PROBLEM DESCRIPTION ->
Go through the material below and copy all lines with "your".
##### DATA PROVIDED
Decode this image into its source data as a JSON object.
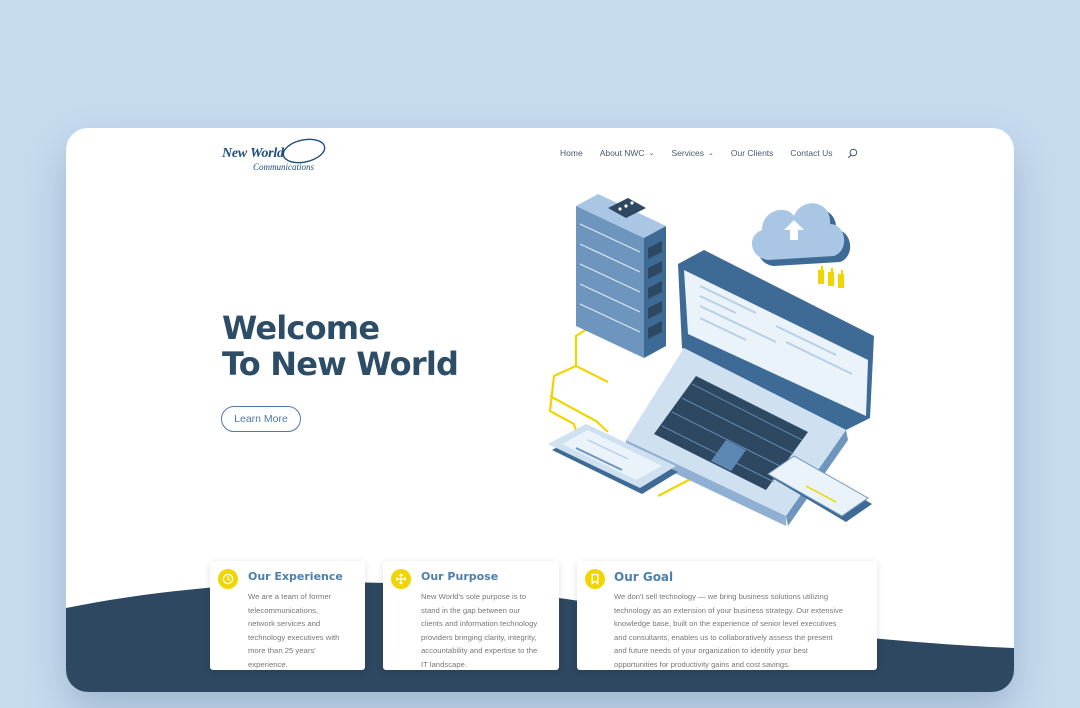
{
  "logo": {
    "line1": "New World",
    "line2": "Communications"
  },
  "nav": {
    "items": [
      {
        "label": "Home",
        "dropdown": false
      },
      {
        "label": "About NWC",
        "dropdown": true
      },
      {
        "label": "Services",
        "dropdown": true
      },
      {
        "label": "Our Clients",
        "dropdown": false
      },
      {
        "label": "Contact Us",
        "dropdown": false
      }
    ],
    "search_icon": "search-icon"
  },
  "hero": {
    "title_line1": "Welcome",
    "title_line2": "To New World",
    "cta_label": "Learn More"
  },
  "cards": [
    {
      "icon": "clock-icon",
      "title": "Our Experience",
      "lines": [
        "We are a team of former",
        "telecommunications,",
        "network services and",
        "technology executives with",
        "more than 25 years'",
        "experience."
      ]
    },
    {
      "icon": "move-arrows-icon",
      "title": "Our Purpose",
      "lines": [
        "New World's sole purpose is to",
        "stand in the gap between our",
        "clients and information technology",
        "providers bringing clarity, integrity,",
        "accountability and expertise to the",
        "IT landscape."
      ]
    },
    {
      "icon": "bookmark-icon",
      "title": "Our Goal",
      "lines": [
        "We don't sell technology — we bring business solutions utilizing",
        "technology as an extension of your business strategy. Our extensive",
        "knowledge base, built on the experience of senior level executives",
        "and consultants, enables us to collaboratively assess the present",
        "and future needs of your organization to identify your best",
        "opportunities for productivity gains and cost savings."
      ]
    }
  ],
  "colors": {
    "page_bg": "#c7dbef",
    "brand_navy": "#2d4d66",
    "accent_blue": "#4f7aa3",
    "accent_yellow": "#f0d500",
    "wave": "#2e4861"
  }
}
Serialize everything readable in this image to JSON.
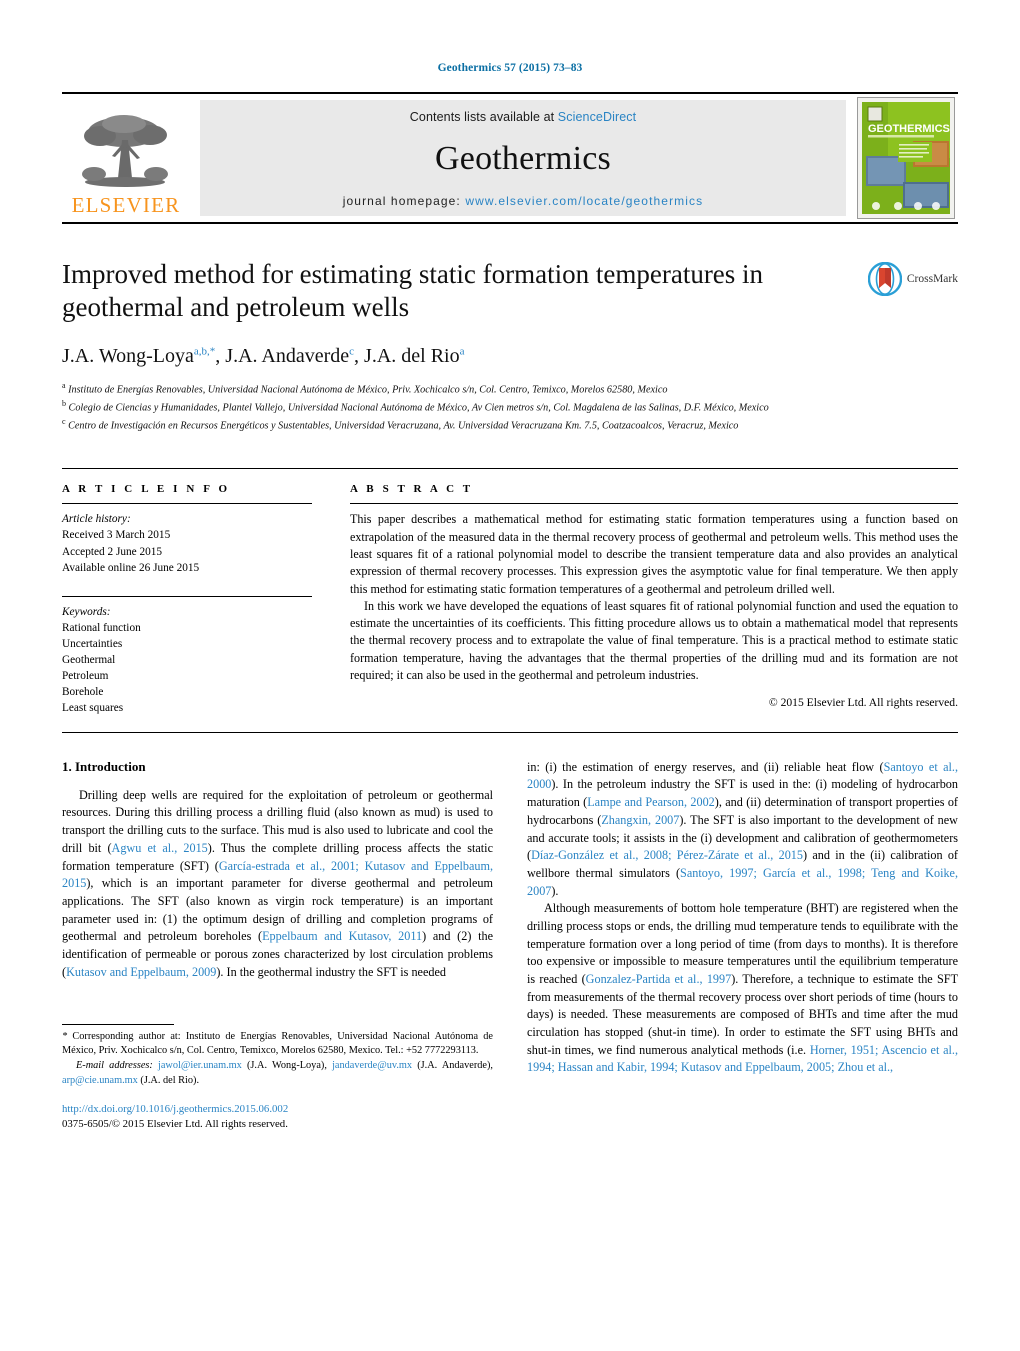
{
  "running_head": "Geothermics 57 (2015) 73–83",
  "masthead": {
    "publisher_name": "ELSEVIER",
    "contents_prefix": "Contents lists available at ",
    "contents_link": "ScienceDirect",
    "journal_name": "Geothermics",
    "homepage_prefix": "journal homepage: ",
    "homepage_url": "www.elsevier.com/locate/geothermics",
    "cover_title": "GEOTHERMICS",
    "accent_blue": "#2a84c4",
    "elsevier_orange": "#f7941e",
    "bar_gray": "#e9e9e9"
  },
  "article": {
    "title": "Improved method for estimating static formation temperatures in geothermal and petroleum wells",
    "authors_html": "J.A. Wong-Loya<sup>a,b,*</sup>, J.A. Andaverde<sup>c</sup>, J.A. del Rio<sup>a</sup>",
    "affiliations": [
      "Instituto de Energías Renovables, Universidad Nacional Autónoma de México, Priv. Xochicalco s/n, Col. Centro, Temixco, Morelos 62580, Mexico",
      "Colegio de Ciencias y Humanidades, Plantel Vallejo, Universidad Nacional Autónoma de México, Av Cien metros s/n, Col. Magdalena de las Salinas, D.F. México, Mexico",
      "Centro de Investigación en Recursos Energéticos y Sustentables, Universidad Veracruzana, Av. Universidad Veracruzana Km. 7.5, Coatzacoalcos, Veracruz, Mexico"
    ],
    "crossmark_label": "CrossMark"
  },
  "article_info": {
    "heading": "A R T I C L E   I N F O",
    "history_label": "Article history:",
    "history": [
      "Received 3 March 2015",
      "Accepted 2 June 2015",
      "Available online 26 June 2015"
    ],
    "keywords_label": "Keywords:",
    "keywords": [
      "Rational function",
      "Uncertainties",
      "Geothermal",
      "Petroleum",
      "Borehole",
      "Least squares"
    ]
  },
  "abstract": {
    "heading": "A B S T R A C T",
    "paragraphs": [
      "This paper describes a mathematical method for estimating static formation temperatures using a function based on extrapolation of the measured data in the thermal recovery process of geothermal and petroleum wells. This method uses the least squares fit of a rational polynomial model to describe the transient temperature data and also provides an analytical expression of thermal recovery processes. This expression gives the asymptotic value for final temperature. We then apply this method for estimating static formation temperatures of a geothermal and petroleum drilled well.",
      "In this work we have developed the equations of least squares fit of rational polynomial function and used the equation to estimate the uncertainties of its coefficients. This fitting procedure allows us to obtain a mathematical model that represents the thermal recovery process and to extrapolate the value of final temperature. This is a practical method to estimate static formation temperature, having the advantages that the thermal properties of the drilling mud and its formation are not required; it can also be used in the geothermal and petroleum industries."
    ],
    "copyright": "© 2015 Elsevier Ltd. All rights reserved."
  },
  "body": {
    "section_heading": "1.  Introduction",
    "left_paragraph_1_html": "Drilling deep wells are required for the exploitation of petroleum or geothermal resources. During this drilling process a drilling fluid (also known as mud) is used to transport the drilling cuts to the surface. This mud is also used to lubricate and cool the drill bit (<span class=\"cite\">Agwu et al., 2015</span>). Thus the complete drilling process affects the static formation temperature (SFT) (<span class=\"cite\">García-estrada et al., 2001; Kutasov and Eppelbaum, 2015</span>), which is an important parameter for diverse geothermal and petroleum applications. The SFT (also known as virgin rock temperature) is an important parameter used in: (1) the optimum design of drilling and completion programs of geothermal and petroleum boreholes (<span class=\"cite\">Eppelbaum and Kutasov, 2011</span>) and (2) the identification of permeable or porous zones characterized by lost circulation problems (<span class=\"cite\">Kutasov and Eppelbaum, 2009</span>). In the geothermal industry the SFT is needed",
    "right_paragraph_1_html": "in: (i) the estimation of energy reserves, and (ii) reliable heat flow (<span class=\"cite\">Santoyo et al., 2000</span>). In the petroleum industry the SFT is used in the: (i) modeling of hydrocarbon maturation (<span class=\"cite\">Lampe and Pearson, 2002</span>), and (ii) determination of transport properties of hydrocarbons (<span class=\"cite\">Zhangxin, 2007</span>). The SFT is also important to the development of new and accurate tools; it assists in the (i) development and calibration of geothermometers (<span class=\"cite\">Díaz-González et al., 2008; Pérez-Zárate et al., 2015</span>) and in the (ii) calibration of wellbore thermal simulators (<span class=\"cite\">Santoyo, 1997; García et al., 1998; Teng and Koike, 2007</span>).",
    "right_paragraph_2_html": "Although measurements of bottom hole temperature (BHT) are registered when the drilling process stops or ends, the drilling mud temperature tends to equilibrate with the temperature formation over a long period of time (from days to months). It is therefore too expensive or impossible to measure temperatures until the equilibrium temperature is reached (<span class=\"cite\">Gonzalez-Partida et al., 1997</span>). Therefore, a technique to estimate the SFT from measurements of the thermal recovery process over short periods of time (hours to days) is needed. These measurements are composed of BHTs and time after the mud circulation has stopped (shut-in time). In order to estimate the SFT using BHTs and shut-in times, we find numerous analytical methods (i.e. <span class=\"cite\">Horner, 1951; Ascencio et al., 1994; Hassan and Kabir, 1994; Kutasov and Eppelbaum, 2005; Zhou et al.,</span>"
  },
  "footnote": {
    "corresponding_html": "<span class=\"em-label\">*</span> Corresponding author at: Instituto de Energías Renovables, Universidad Nacional Autónoma de México, Priv. Xochicalco s/n, Col. Centro, Temixco, Morelos 62580, Mexico. Tel.: +52 7772293113.",
    "emails_html": "<span class=\"em-label\">E-mail addresses:</span> <span class=\"cite\">jawol@ier.unam.mx</span> (J.A. Wong-Loya), <span class=\"cite\">jandaverde@uv.mx</span> (J.A. Andaverde), <span class=\"cite\">arp@cie.unam.mx</span> (J.A. del Rio).",
    "doi": "http://dx.doi.org/10.1016/j.geothermics.2015.06.002",
    "issn": "0375-6505/© 2015 Elsevier Ltd. All rights reserved."
  }
}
##########
SOLUTION TO THE EXERCISE ->
        "technology as an extension of your business strategy. Our extensive",
        "and future needs of your organization to identify your best",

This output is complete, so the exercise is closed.